◆ EXERCISE OBJECTIVE
Quote each line of the material verbatim, without the pictures.
-- Start of SUPPLIED RECORDS --
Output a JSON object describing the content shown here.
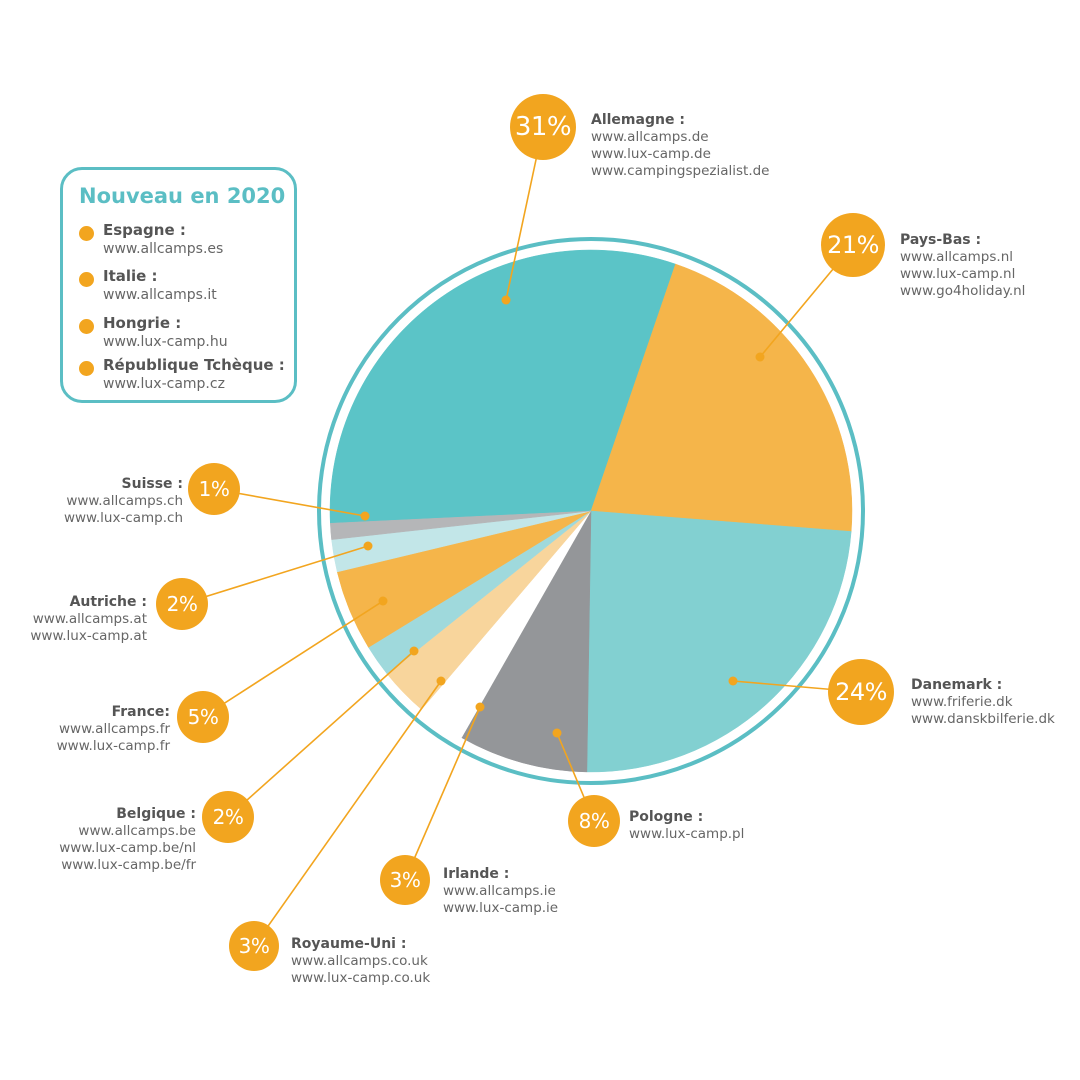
{
  "chart_data": {
    "type": "pie",
    "title": "",
    "legend": "labels around the pie",
    "slices": [
      {
        "country": "Allemagne :",
        "value": 31,
        "label": "31%",
        "color": "#5bc4c7",
        "sites": [
          "www.allcamps.de",
          "www.lux-camp.de",
          "www.campingspezialist.de"
        ]
      },
      {
        "country": "Pays-Bas :",
        "value": 21,
        "label": "21%",
        "color": "#f5b54a",
        "sites": [
          "www.allcamps.nl",
          "www.lux-camp.nl",
          "www.go4holiday.nl"
        ]
      },
      {
        "country": "Danemark :",
        "value": 24,
        "label": "24%",
        "color": "#82d0d1",
        "sites": [
          "www.friferie.dk",
          "www.danskbilferie.dk"
        ]
      },
      {
        "country": "Pologne :",
        "value": 8,
        "label": "8%",
        "color": "#949699",
        "sites": [
          "www.lux-camp.pl"
        ]
      },
      {
        "country": "Irlande :",
        "value": 3,
        "label": "3%",
        "color": "#ffffff",
        "sites": [
          "www.allcamps.ie",
          "www.lux-camp.ie"
        ]
      },
      {
        "country": "Royaume-Uni :",
        "value": 3,
        "label": "3%",
        "color": "#f8d59c",
        "sites": [
          "www.allcamps.co.uk",
          "www.lux-camp.co.uk"
        ]
      },
      {
        "country": "Belgique :",
        "value": 2,
        "label": "2%",
        "color": "#9fd9dc",
        "sites": [
          "www.allcamps.be",
          "www.lux-camp.be/nl",
          "www.lux-camp.be/fr"
        ]
      },
      {
        "country": "France:",
        "value": 5,
        "label": "5%",
        "color": "#f5b54a",
        "sites": [
          "www.allcamps.fr",
          "www.lux-camp.fr"
        ]
      },
      {
        "country": "Autriche :",
        "value": 2,
        "label": "2%",
        "color": "#c2e6e8",
        "sites": [
          "www.allcamps.at",
          "www.lux-camp.at"
        ]
      },
      {
        "country": "Suisse :",
        "value": 1,
        "label": "1%",
        "color": "#b5b6b8",
        "sites": [
          "www.allcamps.ch",
          "www.lux-camp.ch"
        ]
      }
    ]
  },
  "new_2020": {
    "title": "Nouveau en 2020",
    "items": [
      {
        "country": "Espagne :",
        "site": "www.allcamps.es"
      },
      {
        "country": "Italie :",
        "site": "www.allcamps.it"
      },
      {
        "country": "Hongrie :",
        "site": "www.lux-camp.hu"
      },
      {
        "country": "République Tchèque :",
        "site": "www.lux-camp.cz"
      }
    ]
  },
  "colors": {
    "ring": "#5bbec4",
    "bubble": "#f2a51f",
    "box_border": "#5bbec4",
    "title": "#5bbec4"
  }
}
-- End of SUPPLIED RECORDS --
◆ WRITTEN RESPONSE
Output a JSON object describing the content shown here.
{
  "chart_data": {
    "type": "pie",
    "title": "",
    "legend": "labels around the pie",
    "slices": [
      {
        "country": "Allemagne :",
        "value": 31,
        "label": "31%",
        "color": "#5bc4c7",
        "sites": [
          "www.allcamps.de",
          "www.lux-camp.de",
          "www.campingspezialist.de"
        ]
      },
      {
        "country": "Pays-Bas :",
        "value": 21,
        "label": "21%",
        "color": "#f5b54a",
        "sites": [
          "www.allcamps.nl",
          "www.lux-camp.nl",
          "www.go4holiday.nl"
        ]
      },
      {
        "country": "Danemark :",
        "value": 24,
        "label": "24%",
        "color": "#82d0d1",
        "sites": [
          "www.friferie.dk",
          "www.danskbilferie.dk"
        ]
      },
      {
        "country": "Pologne :",
        "value": 8,
        "label": "8%",
        "color": "#949699",
        "sites": [
          "www.lux-camp.pl"
        ]
      },
      {
        "country": "Irlande :",
        "value": 3,
        "label": "3%",
        "color": "#ffffff",
        "sites": [
          "www.allcamps.ie",
          "www.lux-camp.ie"
        ]
      },
      {
        "country": "Royaume-Uni :",
        "value": 3,
        "label": "3%",
        "color": "#f8d59c",
        "sites": [
          "www.allcamps.co.uk",
          "www.lux-camp.co.uk"
        ]
      },
      {
        "country": "Belgique :",
        "value": 2,
        "label": "2%",
        "color": "#9fd9dc",
        "sites": [
          "www.allcamps.be",
          "www.lux-camp.be/nl",
          "www.lux-camp.be/fr"
        ]
      },
      {
        "country": "France:",
        "value": 5,
        "label": "5%",
        "color": "#f5b54a",
        "sites": [
          "www.allcamps.fr",
          "www.lux-camp.fr"
        ]
      },
      {
        "country": "Autriche :",
        "value": 2,
        "label": "2%",
        "color": "#c2e6e8",
        "sites": [
          "www.allcamps.at",
          "www.lux-camp.at"
        ]
      },
      {
        "country": "Suisse :",
        "value": 1,
        "label": "1%",
        "color": "#b5b6b8",
        "sites": [
          "www.allcamps.ch",
          "www.lux-camp.ch"
        ]
      }
    ]
  },
  "new_2020": {
    "title": "Nouveau en 2020",
    "items": [
      {
        "country": "Espagne :",
        "site": "www.allcamps.es"
      },
      {
        "country": "Italie :",
        "site": "www.allcamps.it"
      },
      {
        "country": "Hongrie :",
        "site": "www.lux-camp.hu"
      },
      {
        "country": "République Tchèque :",
        "site": "www.lux-camp.cz"
      }
    ]
  },
  "colors": {
    "ring": "#5bbec4",
    "bubble": "#f2a51f",
    "box_border": "#5bbec4",
    "title": "#5bbec4"
  }
}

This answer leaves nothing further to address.